- _Stored data_:
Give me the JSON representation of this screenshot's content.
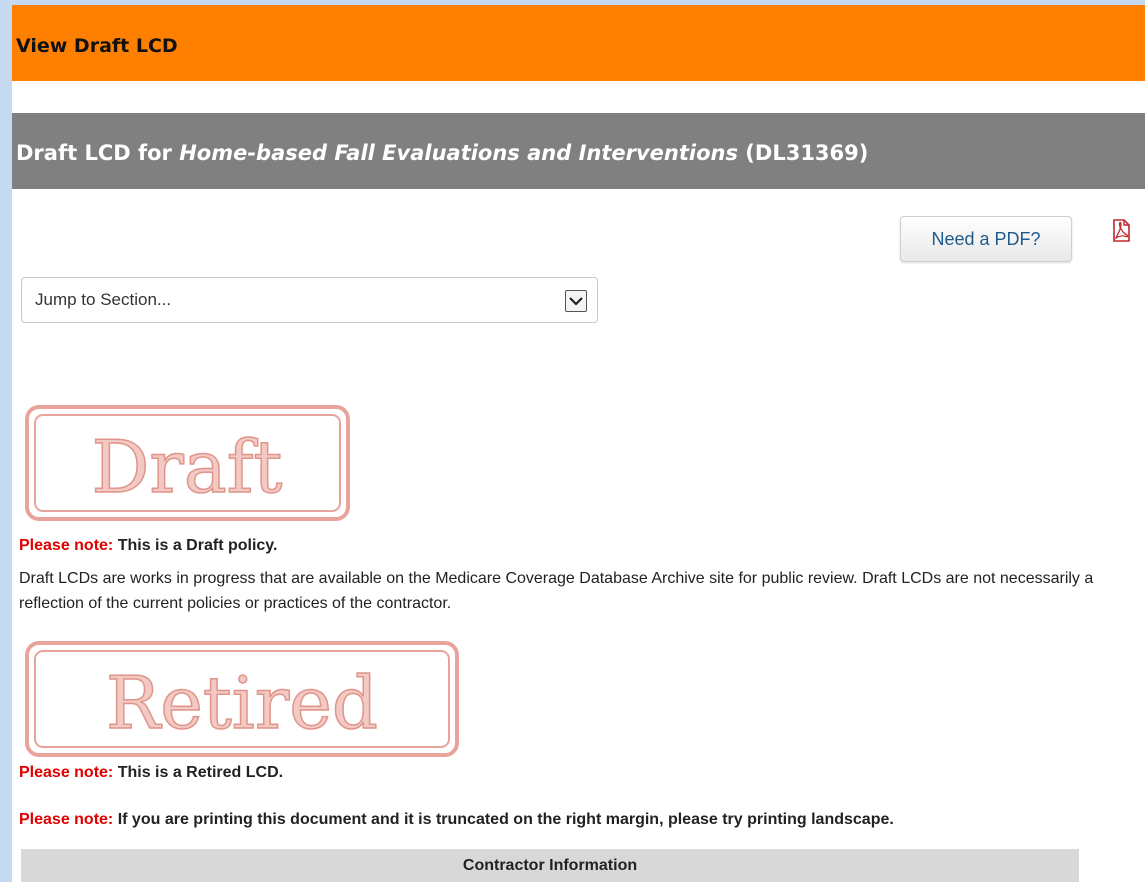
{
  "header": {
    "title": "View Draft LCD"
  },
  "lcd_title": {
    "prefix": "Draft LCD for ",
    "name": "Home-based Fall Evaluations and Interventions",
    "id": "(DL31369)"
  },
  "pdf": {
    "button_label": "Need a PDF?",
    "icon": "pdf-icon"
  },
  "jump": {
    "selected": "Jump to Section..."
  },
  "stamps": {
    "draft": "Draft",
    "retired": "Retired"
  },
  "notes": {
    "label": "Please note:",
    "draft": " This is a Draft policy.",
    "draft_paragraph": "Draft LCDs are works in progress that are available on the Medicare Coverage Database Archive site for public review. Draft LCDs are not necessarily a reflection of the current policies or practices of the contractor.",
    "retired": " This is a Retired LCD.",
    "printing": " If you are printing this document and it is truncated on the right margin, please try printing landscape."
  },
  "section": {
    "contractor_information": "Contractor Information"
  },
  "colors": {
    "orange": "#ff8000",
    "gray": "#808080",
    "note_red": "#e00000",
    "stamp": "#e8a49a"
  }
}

- _WHAT THE TASK ASKS_:
Show, from the material above, each line that includes the string "Retired".

- _RESPONSE FOR THIS EXERCISE_:
    "retired": "Retired"
    "retired": " This is a Retired LCD.",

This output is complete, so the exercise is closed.